▶ **Figure record listings**
══════════

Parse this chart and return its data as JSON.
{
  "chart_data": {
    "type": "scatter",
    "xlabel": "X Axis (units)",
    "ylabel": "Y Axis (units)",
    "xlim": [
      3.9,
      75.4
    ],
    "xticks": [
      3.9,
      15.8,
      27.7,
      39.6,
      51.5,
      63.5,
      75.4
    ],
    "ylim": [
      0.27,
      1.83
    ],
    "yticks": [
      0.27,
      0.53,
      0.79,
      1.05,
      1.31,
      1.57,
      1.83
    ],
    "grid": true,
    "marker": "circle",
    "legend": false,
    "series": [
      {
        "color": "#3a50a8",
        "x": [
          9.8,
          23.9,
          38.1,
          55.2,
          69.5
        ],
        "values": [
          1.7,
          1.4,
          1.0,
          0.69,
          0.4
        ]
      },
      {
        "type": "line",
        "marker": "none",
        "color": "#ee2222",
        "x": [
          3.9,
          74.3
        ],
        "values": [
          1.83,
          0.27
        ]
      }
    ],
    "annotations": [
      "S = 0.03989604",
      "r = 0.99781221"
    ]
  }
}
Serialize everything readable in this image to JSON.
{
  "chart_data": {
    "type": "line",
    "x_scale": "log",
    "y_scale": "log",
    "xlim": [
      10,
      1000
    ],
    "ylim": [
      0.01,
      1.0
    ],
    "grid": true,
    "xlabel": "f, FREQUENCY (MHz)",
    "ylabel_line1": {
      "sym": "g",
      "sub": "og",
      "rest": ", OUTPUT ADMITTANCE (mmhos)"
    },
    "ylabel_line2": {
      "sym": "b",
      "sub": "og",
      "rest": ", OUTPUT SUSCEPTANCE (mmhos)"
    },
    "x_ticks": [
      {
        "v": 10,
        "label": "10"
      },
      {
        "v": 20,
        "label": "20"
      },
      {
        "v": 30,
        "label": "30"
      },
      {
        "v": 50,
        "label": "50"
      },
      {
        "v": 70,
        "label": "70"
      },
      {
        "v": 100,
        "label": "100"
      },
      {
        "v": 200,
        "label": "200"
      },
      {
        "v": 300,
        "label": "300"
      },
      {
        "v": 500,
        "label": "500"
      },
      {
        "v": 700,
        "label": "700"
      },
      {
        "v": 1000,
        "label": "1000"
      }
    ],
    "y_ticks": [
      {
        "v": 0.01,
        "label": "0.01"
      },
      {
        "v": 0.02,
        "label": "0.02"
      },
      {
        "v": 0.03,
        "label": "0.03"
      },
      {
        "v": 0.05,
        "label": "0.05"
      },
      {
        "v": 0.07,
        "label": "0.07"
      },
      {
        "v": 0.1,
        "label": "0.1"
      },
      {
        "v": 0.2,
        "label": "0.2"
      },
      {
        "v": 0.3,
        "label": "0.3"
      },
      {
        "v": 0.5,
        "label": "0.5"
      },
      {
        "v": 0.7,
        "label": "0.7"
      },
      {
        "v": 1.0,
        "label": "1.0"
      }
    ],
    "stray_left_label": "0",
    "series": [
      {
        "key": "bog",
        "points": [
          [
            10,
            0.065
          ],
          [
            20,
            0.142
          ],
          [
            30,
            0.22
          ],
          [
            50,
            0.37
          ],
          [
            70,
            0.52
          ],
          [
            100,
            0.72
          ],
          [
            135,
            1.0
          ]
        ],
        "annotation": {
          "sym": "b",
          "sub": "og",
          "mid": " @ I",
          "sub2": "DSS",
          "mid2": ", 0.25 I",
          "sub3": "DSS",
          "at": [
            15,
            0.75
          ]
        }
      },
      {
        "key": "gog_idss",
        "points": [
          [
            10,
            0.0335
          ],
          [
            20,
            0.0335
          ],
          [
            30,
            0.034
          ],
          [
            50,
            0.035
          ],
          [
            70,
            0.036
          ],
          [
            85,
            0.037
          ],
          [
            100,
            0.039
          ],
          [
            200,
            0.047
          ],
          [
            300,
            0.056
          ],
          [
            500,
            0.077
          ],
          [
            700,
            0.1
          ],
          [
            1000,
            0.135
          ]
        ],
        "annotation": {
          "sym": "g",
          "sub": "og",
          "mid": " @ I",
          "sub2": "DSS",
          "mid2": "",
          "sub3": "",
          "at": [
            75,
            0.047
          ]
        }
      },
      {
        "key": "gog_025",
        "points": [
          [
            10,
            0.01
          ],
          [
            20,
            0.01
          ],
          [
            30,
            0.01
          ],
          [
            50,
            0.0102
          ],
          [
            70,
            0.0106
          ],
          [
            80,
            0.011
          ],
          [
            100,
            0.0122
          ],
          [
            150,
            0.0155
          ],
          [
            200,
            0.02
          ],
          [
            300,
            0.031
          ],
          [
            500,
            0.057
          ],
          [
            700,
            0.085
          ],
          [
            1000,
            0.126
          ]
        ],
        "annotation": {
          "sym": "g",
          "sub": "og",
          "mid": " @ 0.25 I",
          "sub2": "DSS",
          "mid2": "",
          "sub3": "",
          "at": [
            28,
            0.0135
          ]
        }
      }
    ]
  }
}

══════════

▶ **To do**
Collect every line above that contains the word "Axis".

▶ **Written response**
    "xlabel": "X Axis (units)",
    "ylabel": "Y Axis (units)",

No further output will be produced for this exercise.